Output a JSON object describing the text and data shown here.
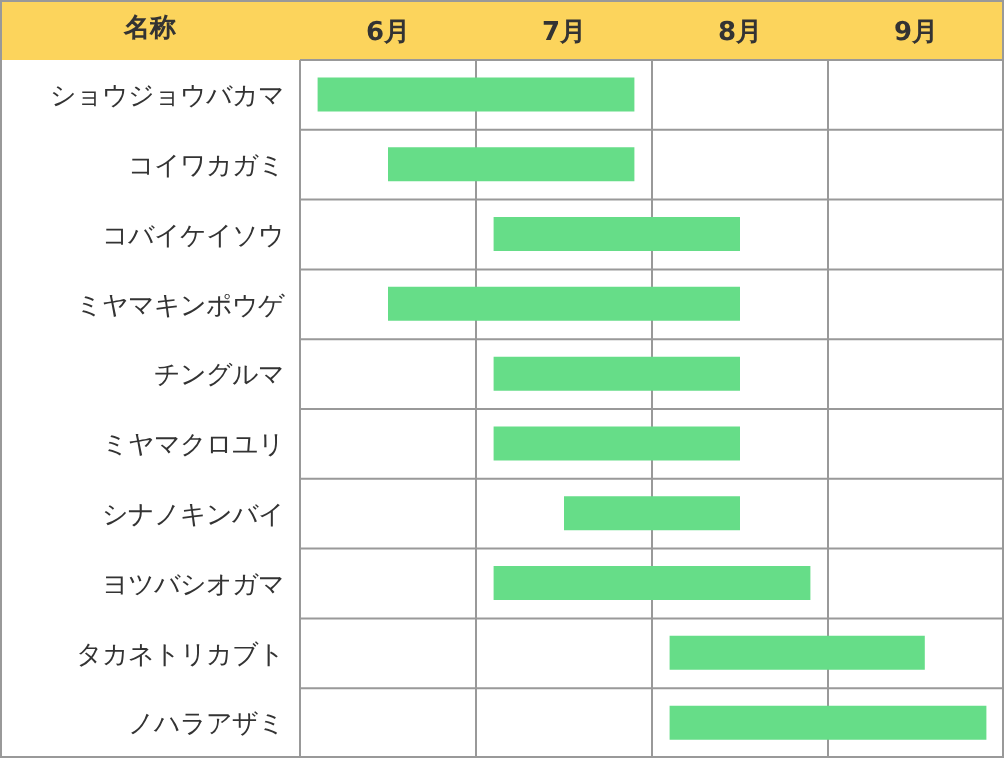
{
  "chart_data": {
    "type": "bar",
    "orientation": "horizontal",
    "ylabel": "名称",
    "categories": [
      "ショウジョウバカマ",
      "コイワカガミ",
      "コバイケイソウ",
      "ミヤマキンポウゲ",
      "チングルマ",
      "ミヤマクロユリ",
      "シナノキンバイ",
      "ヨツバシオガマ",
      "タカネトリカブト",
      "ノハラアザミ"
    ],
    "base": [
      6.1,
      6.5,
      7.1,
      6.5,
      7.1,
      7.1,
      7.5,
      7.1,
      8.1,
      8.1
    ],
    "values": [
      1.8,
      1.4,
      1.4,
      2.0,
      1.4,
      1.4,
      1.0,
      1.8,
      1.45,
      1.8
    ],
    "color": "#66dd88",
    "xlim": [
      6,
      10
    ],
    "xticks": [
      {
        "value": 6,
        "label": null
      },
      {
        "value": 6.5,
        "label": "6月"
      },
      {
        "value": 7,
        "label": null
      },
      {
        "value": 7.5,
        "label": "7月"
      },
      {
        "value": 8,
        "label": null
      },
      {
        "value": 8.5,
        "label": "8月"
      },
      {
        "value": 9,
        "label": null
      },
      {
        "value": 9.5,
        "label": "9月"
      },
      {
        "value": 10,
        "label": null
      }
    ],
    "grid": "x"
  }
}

=-=-=

### Exercise aim
Return the material exactly as given, apart from the pictures.

### Task output
Output a JSON object describing the text and data shown here.
{
  "chart_data": {
    "type": "bar",
    "orientation": "horizontal",
    "ylabel": "名称",
    "categories": [
      "ショウジョウバカマ",
      "コイワカガミ",
      "コバイケイソウ",
      "ミヤマキンポウゲ",
      "チングルマ",
      "ミヤマクロユリ",
      "シナノキンバイ",
      "ヨツバシオガマ",
      "タカネトリカブト",
      "ノハラアザミ"
    ],
    "base": [
      6.1,
      6.5,
      7.1,
      6.5,
      7.1,
      7.1,
      7.5,
      7.1,
      8.1,
      8.1
    ],
    "values": [
      1.8,
      1.4,
      1.4,
      2.0,
      1.4,
      1.4,
      1.0,
      1.8,
      1.45,
      1.8
    ],
    "color": "#66dd88",
    "xlim": [
      6,
      10
    ],
    "xticks": [
      {
        "value": 6,
        "label": null
      },
      {
        "value": 6.5,
        "label": "6月"
      },
      {
        "value": 7,
        "label": null
      },
      {
        "value": 7.5,
        "label": "7月"
      },
      {
        "value": 8,
        "label": null
      },
      {
        "value": 8.5,
        "label": "8月"
      },
      {
        "value": 9,
        "label": null
      },
      {
        "value": 9.5,
        "label": "9月"
      },
      {
        "value": 10,
        "label": null
      }
    ],
    "grid": "x"
  }
}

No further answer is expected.